**SHORT EXERCISE**
Repeat the lines below exactly as they appear, but leave out the images.

**DATA TO USE**

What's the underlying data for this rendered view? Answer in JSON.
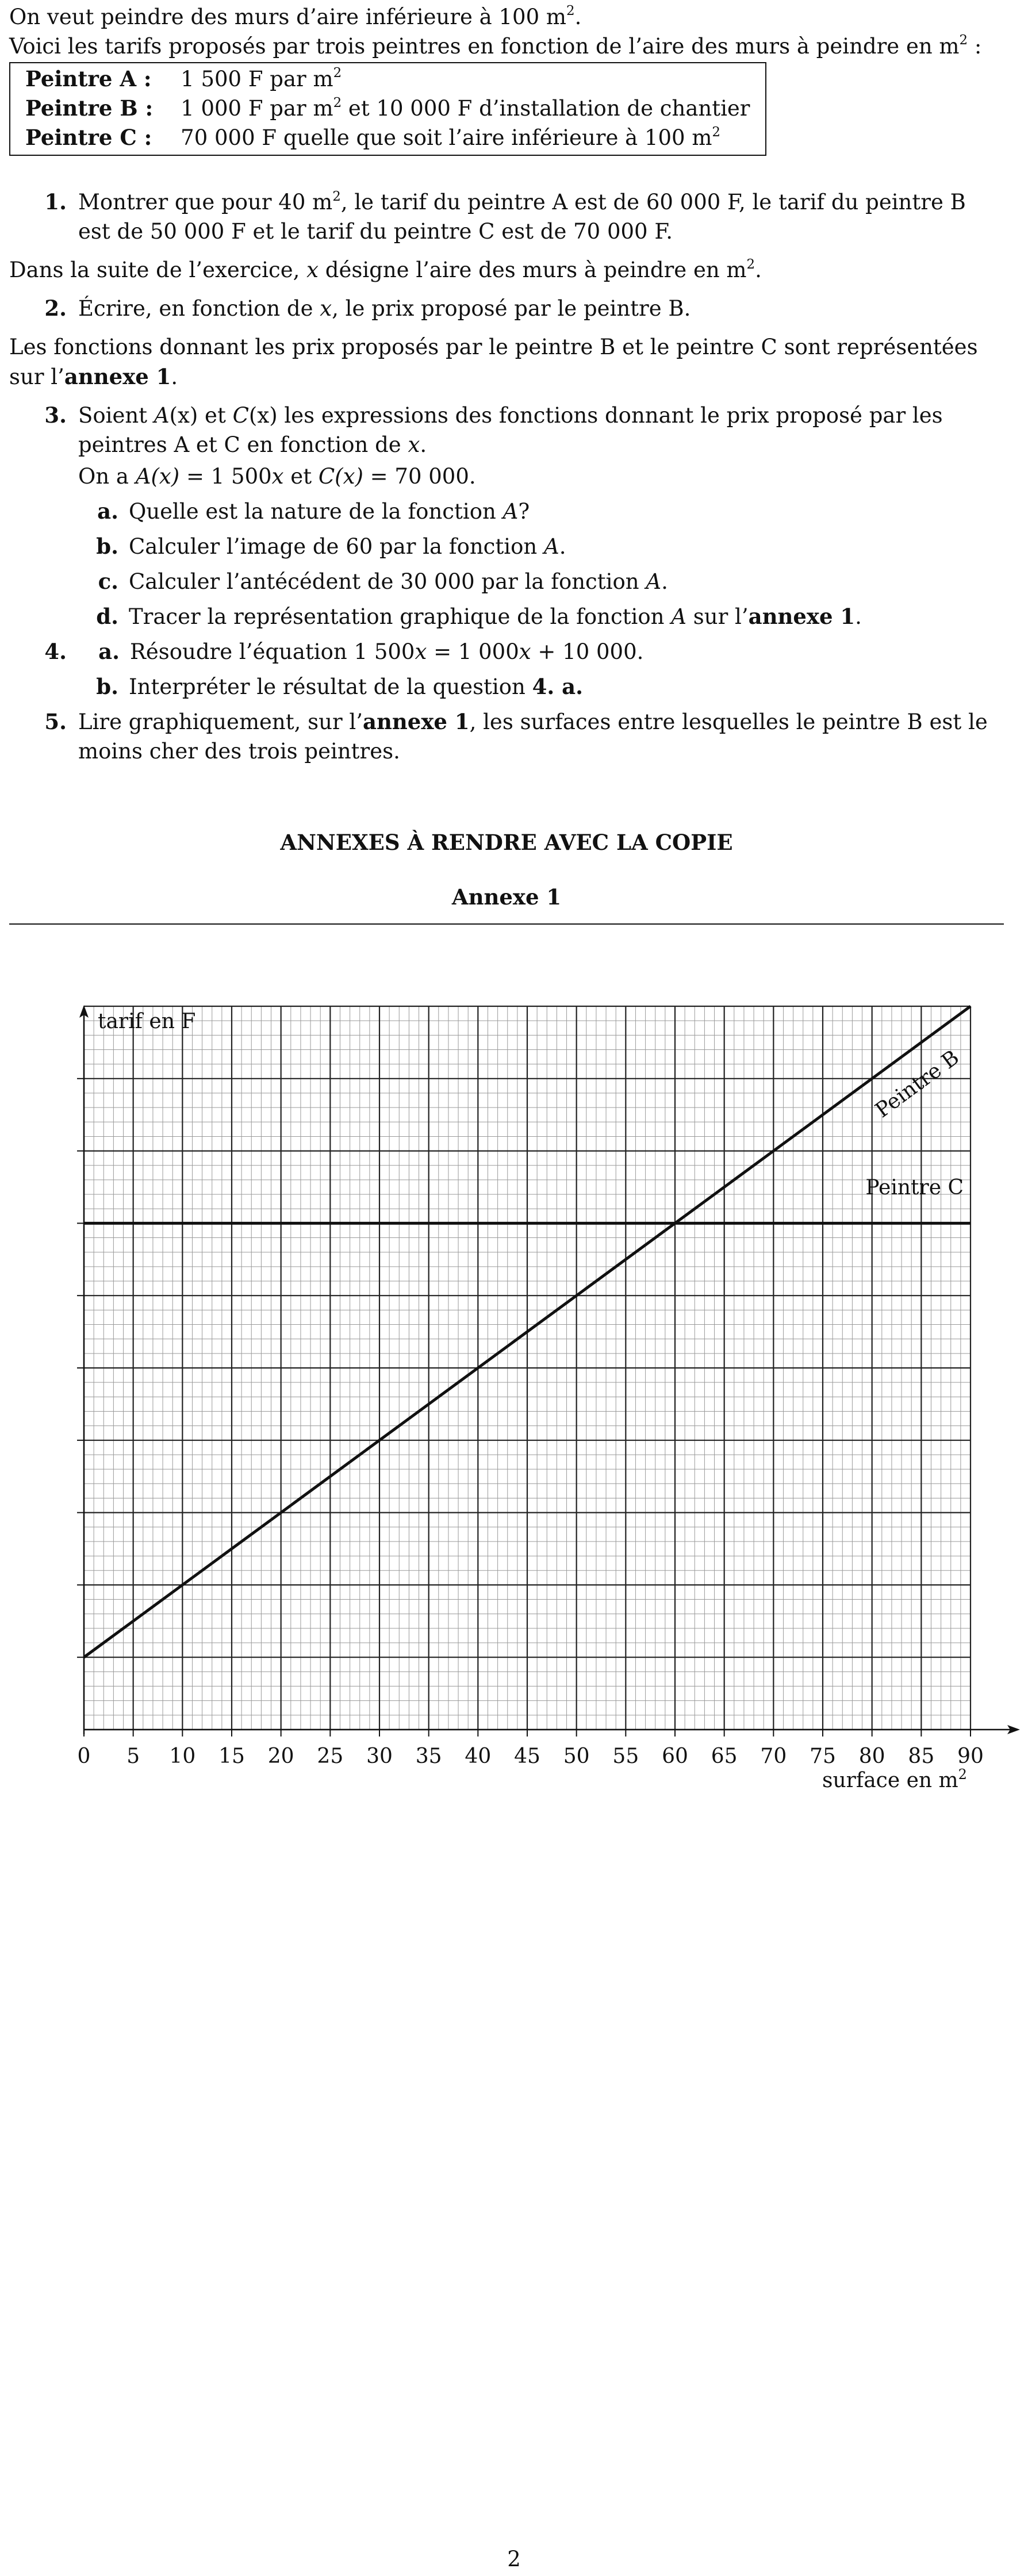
{
  "intro": {
    "line1_a": "On veut peindre des murs d’aire inférieure à 100 m",
    "line1_b": ".",
    "line2_a": "Voici les tarifs proposés par trois peintres en fonction de l’aire des murs à peindre en m",
    "line2_b": " :",
    "sup2": "2"
  },
  "tarifs": [
    {
      "name": "Peintre A :",
      "text_a": "1 500 F par m",
      "text_b": ""
    },
    {
      "name": "Peintre B :",
      "text_a": "1 000 F par m",
      "text_b": " et 10 000 F d’installation de chantier"
    },
    {
      "name": "Peintre C :",
      "text_a": "70 000 F quelle que soit l’aire inférieure à 100 m",
      "text_b": ""
    }
  ],
  "q1": {
    "num": "1.",
    "text_a": "Montrer que pour 40 m",
    "text_b": ", le tarif du peintre A est de 60 000 F, le tarif du peintre B est de 50 000 F et le tarif du peintre C est de 70 000 F."
  },
  "para1": {
    "text_a": "Dans la suite de l’exercice, ",
    "var": "x",
    "text_b": " désigne l’aire des murs à peindre en m",
    "text_c": "."
  },
  "q2": {
    "num": "2.",
    "text_a": "Écrire, en fonction de ",
    "var": "x",
    "text_b": ", le prix proposé par le peintre B."
  },
  "para2": {
    "text_a": "Les fonctions donnant les prix proposés par le peintre B et le peintre C sont représentées sur l’",
    "bold": "annexe 1",
    "text_b": "."
  },
  "q3": {
    "num": "3.",
    "l1_a": "Soient ",
    "l1_A": "A",
    "l1_px": "(x)",
    "l1_b": " et ",
    "l1_C": "C",
    "l1_py": "(x)",
    "l1_c": " les expressions des fonctions donnant le prix proposé par les peintres A et C en fonction de ",
    "l1_x": "x",
    "l1_d": ".",
    "l2_a": "On a ",
    "l2_Ax": "A(x)",
    "l2_b": " = 1 500",
    "l2_x": "x",
    "l2_c": " et ",
    "l2_Cx": "C(x)",
    "l2_d": " = 70 000.",
    "subs": [
      {
        "num": "a.",
        "text": "Quelle est la nature de la fonction ",
        "var": "A",
        "end": "?"
      },
      {
        "num": "b.",
        "text": "Calculer l’image de 60 par la fonction ",
        "var": "A",
        "end": "."
      },
      {
        "num": "c.",
        "text": "Calculer l’antécédent de 30 000 par la fonction ",
        "var": "A",
        "end": "."
      },
      {
        "num": "d.",
        "text": "Tracer la représentation graphique de la fonction ",
        "var": "A",
        "mid": " sur l’",
        "bold": "annexe 1",
        "end": "."
      }
    ]
  },
  "q4": {
    "num": "4.",
    "a_num": "a.",
    "a_text_a": "Résoudre l’équation 1 500",
    "a_x1": "x",
    "a_text_b": " = 1 000",
    "a_x2": "x",
    "a_text_c": " + 10 000.",
    "b_num": "b.",
    "b_text": "Interpréter le résultat de la question ",
    "b_bold": "4. a.",
    "b_end": ""
  },
  "q5": {
    "num": "5.",
    "text_a": "Lire graphiquement, sur l’",
    "bold": "annexe 1",
    "text_b": ", les surfaces entre lesquelles le peintre B est le moins cher des trois peintres."
  },
  "annexes_title": "ANNEXES À RENDRE AVEC LA COPIE",
  "annexe1_title": "Annexe 1",
  "chart_data": {
    "type": "line",
    "ylabel": "tarif en F",
    "xlabel_a": "surface en m",
    "xlabel_sup": "2",
    "xlim": [
      0,
      90
    ],
    "ylim": [
      0,
      100000
    ],
    "x_ticks": [
      "0",
      "5",
      "10",
      "15",
      "20",
      "25",
      "30",
      "35",
      "40",
      "45",
      "50",
      "55",
      "60",
      "65",
      "70",
      "75",
      "80",
      "85",
      "90"
    ],
    "y_tick_step": 10000,
    "grid": true,
    "series": [
      {
        "name": "Peintre B",
        "x": [
          0,
          90
        ],
        "y": [
          10000,
          100000
        ]
      },
      {
        "name": "Peintre C",
        "x": [
          0,
          90
        ],
        "y": [
          70000,
          70000
        ]
      }
    ]
  },
  "page_number": "2"
}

**FULL ANSWER**
What's the underlying data for this rendered view? Answer in JSON.
{
  "intro": {
    "line1_a": "On veut peindre des murs d’aire inférieure à 100 m",
    "line1_b": ".",
    "line2_a": "Voici les tarifs proposés par trois peintres en fonction de l’aire des murs à peindre en m",
    "line2_b": " :",
    "sup2": "2"
  },
  "tarifs": [
    {
      "name": "Peintre A :",
      "text_a": "1 500 F par m",
      "text_b": ""
    },
    {
      "name": "Peintre B :",
      "text_a": "1 000 F par m",
      "text_b": " et 10 000 F d’installation de chantier"
    },
    {
      "name": "Peintre C :",
      "text_a": "70 000 F quelle que soit l’aire inférieure à 100 m",
      "text_b": ""
    }
  ],
  "q1": {
    "num": "1.",
    "text_a": "Montrer que pour 40 m",
    "text_b": ", le tarif du peintre A est de 60 000 F, le tarif du peintre B est de 50 000 F et le tarif du peintre C est de 70 000 F."
  },
  "para1": {
    "text_a": "Dans la suite de l’exercice, ",
    "var": "x",
    "text_b": " désigne l’aire des murs à peindre en m",
    "text_c": "."
  },
  "q2": {
    "num": "2.",
    "text_a": "Écrire, en fonction de ",
    "var": "x",
    "text_b": ", le prix proposé par le peintre B."
  },
  "para2": {
    "text_a": "Les fonctions donnant les prix proposés par le peintre B et le peintre C sont représentées sur l’",
    "bold": "annexe 1",
    "text_b": "."
  },
  "q3": {
    "num": "3.",
    "l1_a": "Soient ",
    "l1_A": "A",
    "l1_px": "(x)",
    "l1_b": " et ",
    "l1_C": "C",
    "l1_py": "(x)",
    "l1_c": " les expressions des fonctions donnant le prix proposé par les peintres A et C en fonction de ",
    "l1_x": "x",
    "l1_d": ".",
    "l2_a": "On a ",
    "l2_Ax": "A(x)",
    "l2_b": " = 1 500",
    "l2_x": "x",
    "l2_c": " et ",
    "l2_Cx": "C(x)",
    "l2_d": " = 70 000.",
    "subs": [
      {
        "num": "a.",
        "text": "Quelle est la nature de la fonction ",
        "var": "A",
        "end": "?"
      },
      {
        "num": "b.",
        "text": "Calculer l’image de 60 par la fonction ",
        "var": "A",
        "end": "."
      },
      {
        "num": "c.",
        "text": "Calculer l’antécédent de 30 000 par la fonction ",
        "var": "A",
        "end": "."
      },
      {
        "num": "d.",
        "text": "Tracer la représentation graphique de la fonction ",
        "var": "A",
        "mid": " sur l’",
        "bold": "annexe 1",
        "end": "."
      }
    ]
  },
  "q4": {
    "num": "4.",
    "a_num": "a.",
    "a_text_a": "Résoudre l’équation 1 500",
    "a_x1": "x",
    "a_text_b": " = 1 000",
    "a_x2": "x",
    "a_text_c": " + 10 000.",
    "b_num": "b.",
    "b_text": "Interpréter le résultat de la question ",
    "b_bold": "4. a.",
    "b_end": ""
  },
  "q5": {
    "num": "5.",
    "text_a": "Lire graphiquement, sur l’",
    "bold": "annexe 1",
    "text_b": ", les surfaces entre lesquelles le peintre B est le moins cher des trois peintres."
  },
  "annexes_title": "ANNEXES À RENDRE AVEC LA COPIE",
  "annexe1_title": "Annexe 1",
  "chart_data": {
    "type": "line",
    "ylabel": "tarif en F",
    "xlabel_a": "surface en m",
    "xlabel_sup": "2",
    "xlim": [
      0,
      90
    ],
    "ylim": [
      0,
      100000
    ],
    "x_ticks": [
      "0",
      "5",
      "10",
      "15",
      "20",
      "25",
      "30",
      "35",
      "40",
      "45",
      "50",
      "55",
      "60",
      "65",
      "70",
      "75",
      "80",
      "85",
      "90"
    ],
    "y_tick_step": 10000,
    "grid": true,
    "series": [
      {
        "name": "Peintre B",
        "x": [
          0,
          90
        ],
        "y": [
          10000,
          100000
        ]
      },
      {
        "name": "Peintre C",
        "x": [
          0,
          90
        ],
        "y": [
          70000,
          70000
        ]
      }
    ]
  },
  "page_number": "2"
}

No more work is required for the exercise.